Dataset items =
***

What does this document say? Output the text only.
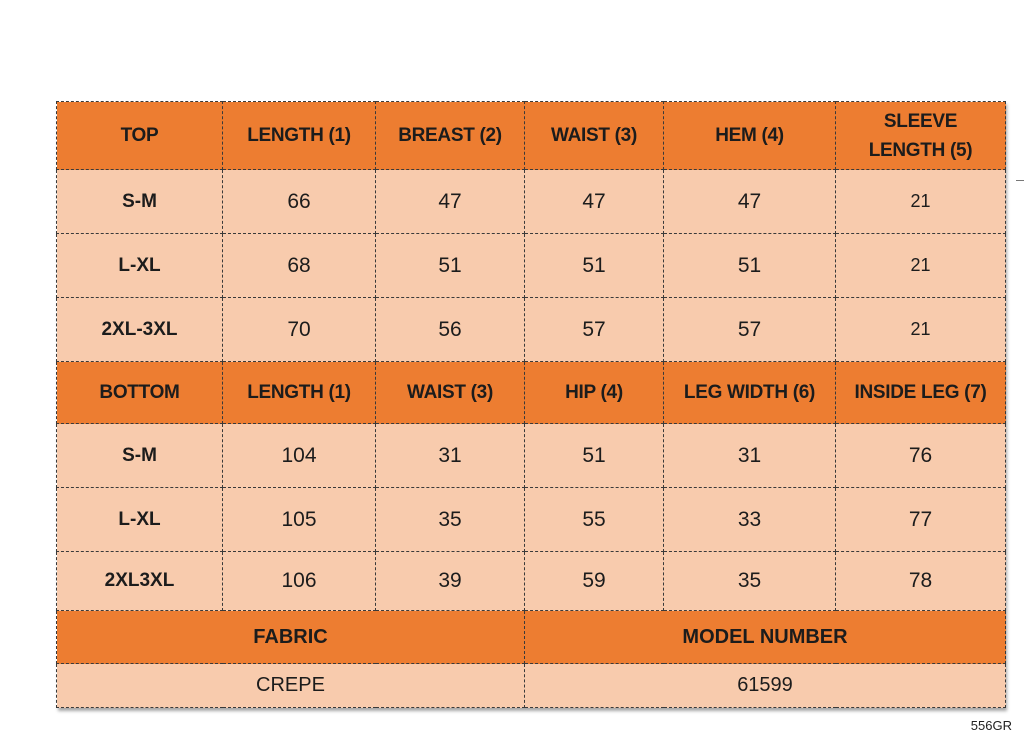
TOP	LENGTH (1)	BREAST (2)	WAIST (3)	HEM (4)	SLEEVE LENGTH (5)
S-M	66	47	47	47	21
L-XL	68	51	51	51	21
2XL-3XL	70	56	57	57	21
BOTTOM	LENGTH (1)	WAIST (3)	HIP (4)	LEG WIDTH (6)	INSIDE LEG (7)
S-M	104	31	51	31	76
L-XL	105	35	55	33	77
2XL3XL	106	39	59	35	78
FABRIC			MODEL NUMBER		
CREPE			61599		
556GR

***

From the listing above, copy all lines holding the word "WAIST".

TOP	LENGTH (1)	BREAST (2)	WAIST (3)	HEM (4)	SLEEVE LENGTH (5)
BOTTOM	LENGTH (1)	WAIST (3)	HIP (4)	LEG WIDTH (6)	INSIDE LEG (7)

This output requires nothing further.